Provided data >>

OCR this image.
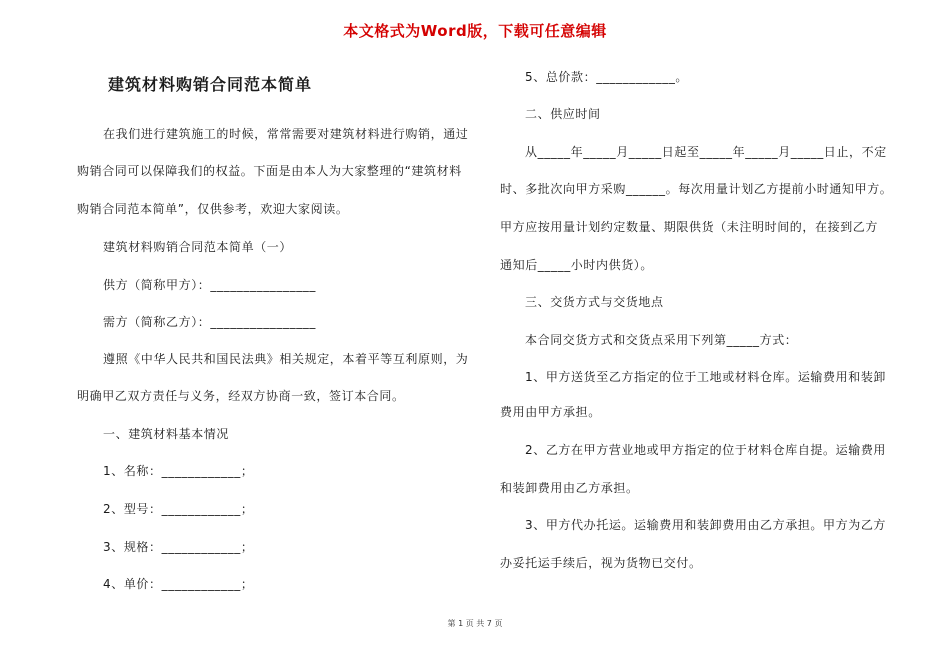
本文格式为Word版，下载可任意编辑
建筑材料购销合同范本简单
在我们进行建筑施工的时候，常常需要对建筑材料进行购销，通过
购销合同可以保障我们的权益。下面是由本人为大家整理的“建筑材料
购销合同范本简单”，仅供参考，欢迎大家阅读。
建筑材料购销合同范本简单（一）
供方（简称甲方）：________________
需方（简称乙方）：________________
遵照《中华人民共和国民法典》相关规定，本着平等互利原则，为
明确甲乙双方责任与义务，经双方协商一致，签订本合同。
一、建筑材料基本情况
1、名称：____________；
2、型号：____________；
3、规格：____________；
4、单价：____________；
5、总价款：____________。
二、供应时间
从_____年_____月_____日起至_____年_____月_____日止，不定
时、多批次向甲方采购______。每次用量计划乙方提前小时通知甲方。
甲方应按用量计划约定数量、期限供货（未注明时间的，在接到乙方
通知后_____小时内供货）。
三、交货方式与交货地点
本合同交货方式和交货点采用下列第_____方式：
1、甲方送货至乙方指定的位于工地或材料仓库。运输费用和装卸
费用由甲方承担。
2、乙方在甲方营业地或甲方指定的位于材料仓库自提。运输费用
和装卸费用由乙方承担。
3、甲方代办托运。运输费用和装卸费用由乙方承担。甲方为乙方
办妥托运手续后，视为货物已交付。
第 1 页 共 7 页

---

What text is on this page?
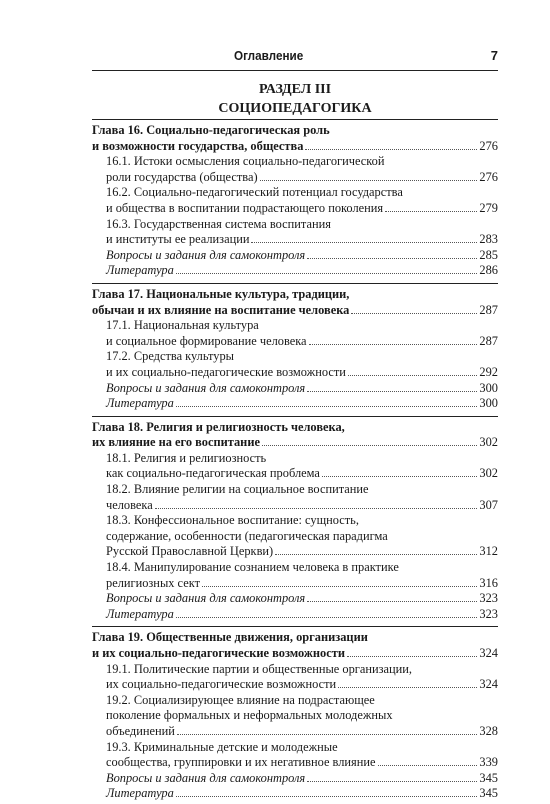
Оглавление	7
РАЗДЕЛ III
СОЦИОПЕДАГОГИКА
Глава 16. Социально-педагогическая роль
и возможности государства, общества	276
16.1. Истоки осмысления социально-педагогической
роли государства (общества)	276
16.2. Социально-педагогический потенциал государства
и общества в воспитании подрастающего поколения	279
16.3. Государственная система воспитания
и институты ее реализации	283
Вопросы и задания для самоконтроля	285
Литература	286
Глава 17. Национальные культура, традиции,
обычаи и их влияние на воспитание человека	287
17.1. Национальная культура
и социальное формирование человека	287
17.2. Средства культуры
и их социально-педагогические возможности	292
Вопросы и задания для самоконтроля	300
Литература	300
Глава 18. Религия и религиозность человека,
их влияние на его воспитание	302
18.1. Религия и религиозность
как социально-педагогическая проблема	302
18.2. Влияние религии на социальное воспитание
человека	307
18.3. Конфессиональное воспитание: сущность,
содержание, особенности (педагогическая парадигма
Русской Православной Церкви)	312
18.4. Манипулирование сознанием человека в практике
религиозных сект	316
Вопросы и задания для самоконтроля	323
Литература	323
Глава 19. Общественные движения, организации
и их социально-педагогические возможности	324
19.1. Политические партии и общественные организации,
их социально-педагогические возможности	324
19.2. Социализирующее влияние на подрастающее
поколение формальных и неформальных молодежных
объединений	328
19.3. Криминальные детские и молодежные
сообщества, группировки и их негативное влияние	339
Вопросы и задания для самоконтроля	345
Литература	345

Your task >>
Select every line in the material above where the string "задания" occurs, and copy it.

Exercise response >>
Вопросы и задания для самоконтроля	285
Вопросы и задания для самоконтроля	300
Вопросы и задания для самоконтроля	323
Вопросы и задания для самоконтроля	345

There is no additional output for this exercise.